CONSEGNE —
1. Elenca tutti i nomi propri di persona che compaiono nel testo estratto.
2. Rispondi a queste domande sul testo estratto:
(a) Quanti anni aveva la fanciulla?
(b) Per che cosa guarisce la donna affetta di emorragia?
(c) Come si chiama il padre della fanciulla?
3. Prosegui il testo estratto sulla figlia del capo della sinagoga a partire dal punto in cui si ferma.

Stava ancora parlando, quando dalla casa del capo della sinagoga vennero a dire: «Tua figlia è morta. Perché disturbi ancora il Maestro?». Ma Gesù, udito quanto dicevano, disse al capo della sinagoga: «Non temere, soltanto abbi fede!». E non permise a nessuno di seguirlo, fuorché a Pietro, Giacomo e Giovanni, fratello di Giacomo. Giunsero alla casa del capo della sinagoga ed egli vide trambusto e gente che piangeva e urlava forte. Entrato, disse loro: «Perché vi agitate e piangete? La bambina non è morta, ma dorme». E lo deridevano. Ma egli, cacciati tutti fuori, prese con sé il padre e la madre della bambina e quelli che erano con lui ed entrò dove era la bambina. Prese la mano della bambina e le disse: «Talità kum», che significa: «Fanciulla, io ti dico: àlzati!». E subito la fanciulla si alzò e camminava; aveva infatti dodici anni. Essi furono presi da grande stupore. E raccomandò loro con insistenza che nessuno venisse a saperlo e disse di darle da mangiare.
Due miracoli compongono questo lungo racconto. La donna affetta di emorragia guarisce per la sua fede. Gesù, «con la sua strana domanda: “Chi mi ha toccato”, enfatizza il fatto, mettendo pure in imbarazzo la donna, ma lo fa per esaltare pubblicamente la sua fede e indicarla come requisito necessario per la guarigione» (Bruno Barisan).
La bambina non è morta, ma dorme - Il caso si presentava ormai senza soluzioni: dalla casa del capo della sinagoga erano venuti alcuni a dire che la fanciulla era morta. Non aveva quindi più senso continuare a importunare il Maestro di Nazaret. Gesù, il figlio di Maria (Mc 6,3), come se non avesse inteso nulla, esorta Giàiro, il padre della fanciulla morta, a desistere dal suo timore e a continuare ad avere fede in lui. Poi, con Pietro, Giacomo e Giovanni, che saranno le «colonne della Chiesa» (Gal 2,9), si avvia verso la casa di Giàiro.

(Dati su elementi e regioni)
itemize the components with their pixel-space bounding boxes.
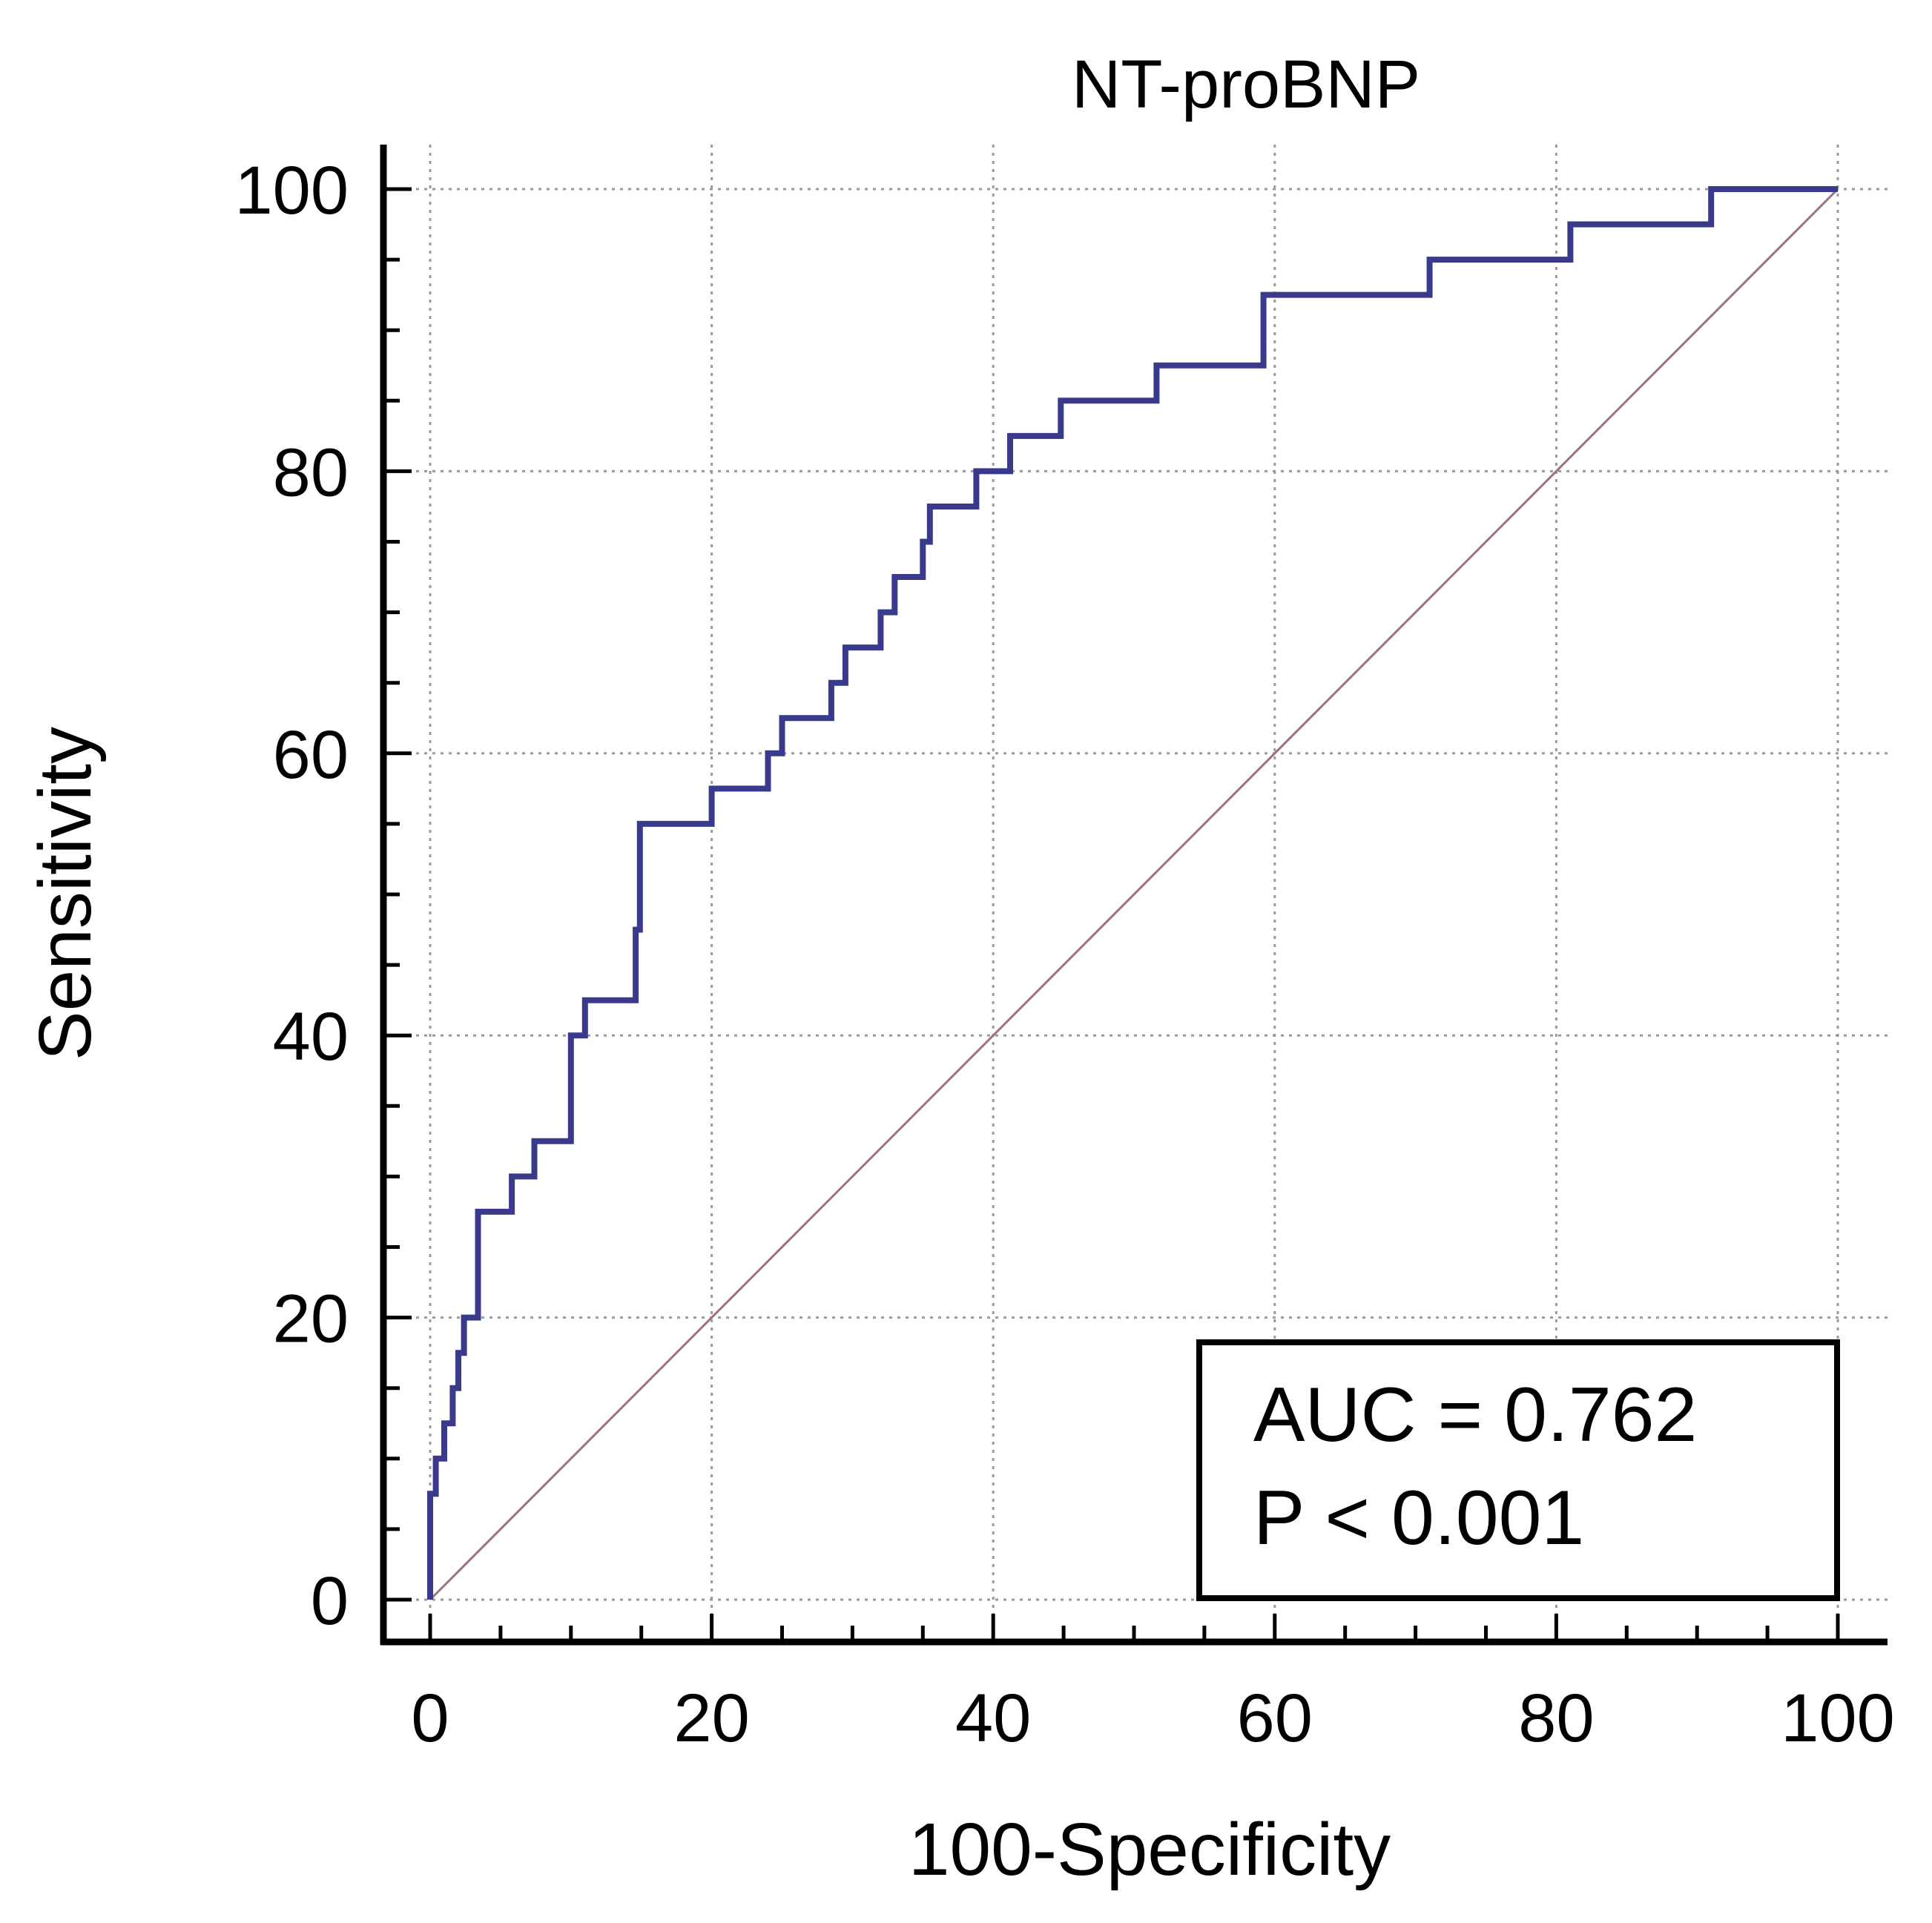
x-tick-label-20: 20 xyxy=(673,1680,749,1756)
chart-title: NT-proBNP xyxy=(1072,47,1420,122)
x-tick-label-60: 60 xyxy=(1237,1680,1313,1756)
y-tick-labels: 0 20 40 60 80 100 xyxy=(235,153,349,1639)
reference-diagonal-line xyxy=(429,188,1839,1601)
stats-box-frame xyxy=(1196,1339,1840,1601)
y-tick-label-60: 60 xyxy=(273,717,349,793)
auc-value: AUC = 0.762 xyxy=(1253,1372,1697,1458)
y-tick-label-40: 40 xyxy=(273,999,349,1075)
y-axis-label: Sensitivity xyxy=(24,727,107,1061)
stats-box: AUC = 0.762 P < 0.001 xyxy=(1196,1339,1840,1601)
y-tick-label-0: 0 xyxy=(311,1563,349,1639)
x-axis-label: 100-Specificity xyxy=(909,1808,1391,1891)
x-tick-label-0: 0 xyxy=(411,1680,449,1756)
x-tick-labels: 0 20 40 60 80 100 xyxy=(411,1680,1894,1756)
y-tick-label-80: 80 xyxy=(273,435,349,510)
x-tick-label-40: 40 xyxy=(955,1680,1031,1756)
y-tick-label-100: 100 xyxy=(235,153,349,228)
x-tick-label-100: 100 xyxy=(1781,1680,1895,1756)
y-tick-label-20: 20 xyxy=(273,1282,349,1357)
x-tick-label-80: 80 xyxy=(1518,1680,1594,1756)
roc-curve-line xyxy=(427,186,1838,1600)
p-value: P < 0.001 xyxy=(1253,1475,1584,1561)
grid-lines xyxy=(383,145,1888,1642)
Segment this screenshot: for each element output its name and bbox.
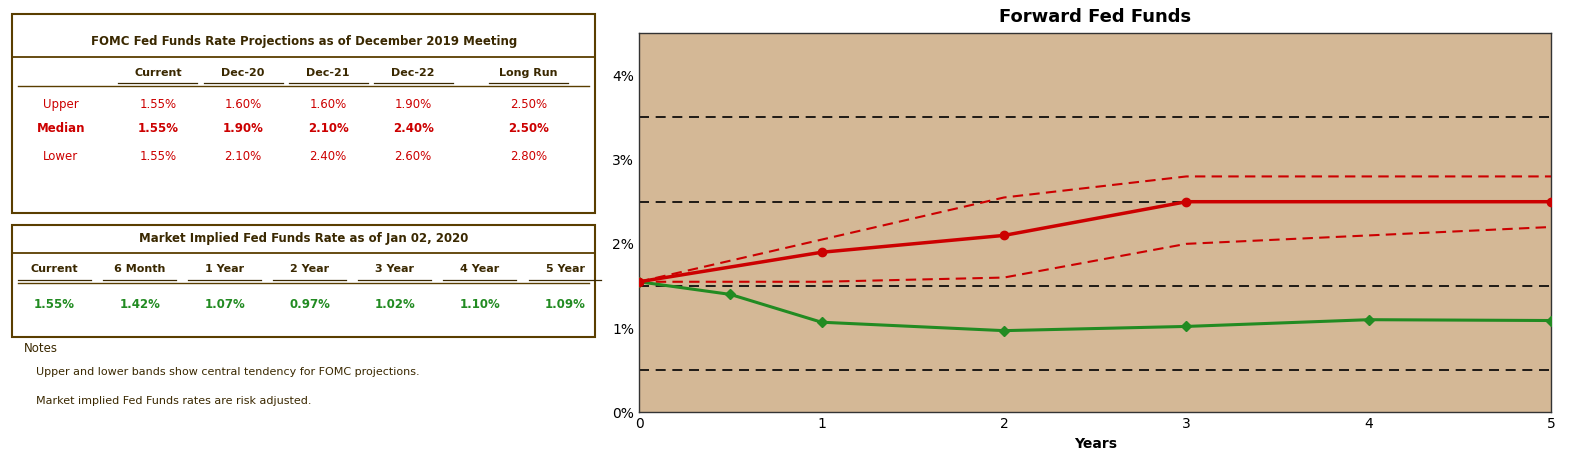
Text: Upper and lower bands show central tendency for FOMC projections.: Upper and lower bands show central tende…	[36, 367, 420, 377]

RISPOSTE ALLE CONSEGNE —
1. Gesù, Pietro, Giacomo, Giovanni, Giàiro, Maria, Bruno Barisan

2.
(a) Dodici anni.
(b) Per la sua fede.
(c) Giàiro.

3.
La scelta dei tre discepoli non è lasciata al caso: più avanti sempre Pietro, Giacomo e Giovanni, e soltanto loro, saranno chiamati ad essere gli unici testimoni privilegiati della trasfigurazione (Mc 9,2) e della preghiera nel giardino del Getsemani (Mc 14,33). Gesù, così come dettava la legge mosaica (Dt 19,15), vuole dei testimoni qualificati che in seguito avessero potuto testimoniare la realtà del miracolo che stava per operare.
La casa di Giàiro è sprofondata nel dolore: gli strepiti, i pianti dei parenti e delle prèfiche, accrescono la confusione e il chiasso. Forse per riportare un po’ di calma, Gesù entrando dice ai piagnoni: «Perché vi agitate e piangete? La bambina non è morta, ma dorme». Le parole di Gesù non devono far credere che si tratta di morte apparente, la fanciulla è veramente morta. Gesù non è ancora entrato nella camera dove era stato composto il cadavere della fanciulla, ma per il fatto che aveva già deciso di restituire alla vita la figlia di Giàiro, il presente stato della fanciulla è soltanto temporaneo e paragonabile ad un sonno.
Per i brontoloni le parole di Gesù sembrano essere fuori posto: come se Egli avesse voluto irridere il dolore dei genitori, dei parenti e degli amici convenuti in quel luogo di dolore. La reazione però segnala anche un’ottusa ostilità nei confronti di Gesù e sopra tutto mette in evidenza la mancanza di fede nella sua potenza. È la sorte di tutti i profeti (Lc 4,24). Tanta cecità, pur addolorandolo intimamente, non lo ferma, per cui dopo aver messo alla porta gli increduli piagnoni, prende con sé il padre e la madre della fanciulla e quelli che erano con lui, ed entra dove era la bambina.
Gesù presa la mano della fanciulla, il gesto abituale delle guarigioni (Mc 1,13.41; 9,27), pronuncia le parole ‘Talità kum’. Sono parole aramaiche, la lingua che parlava Gesù, e Marco si affretta a dare la traduzione forse per evitare che venissero scambiate per qualche formula magica. La guarigione è immediata e istantanea.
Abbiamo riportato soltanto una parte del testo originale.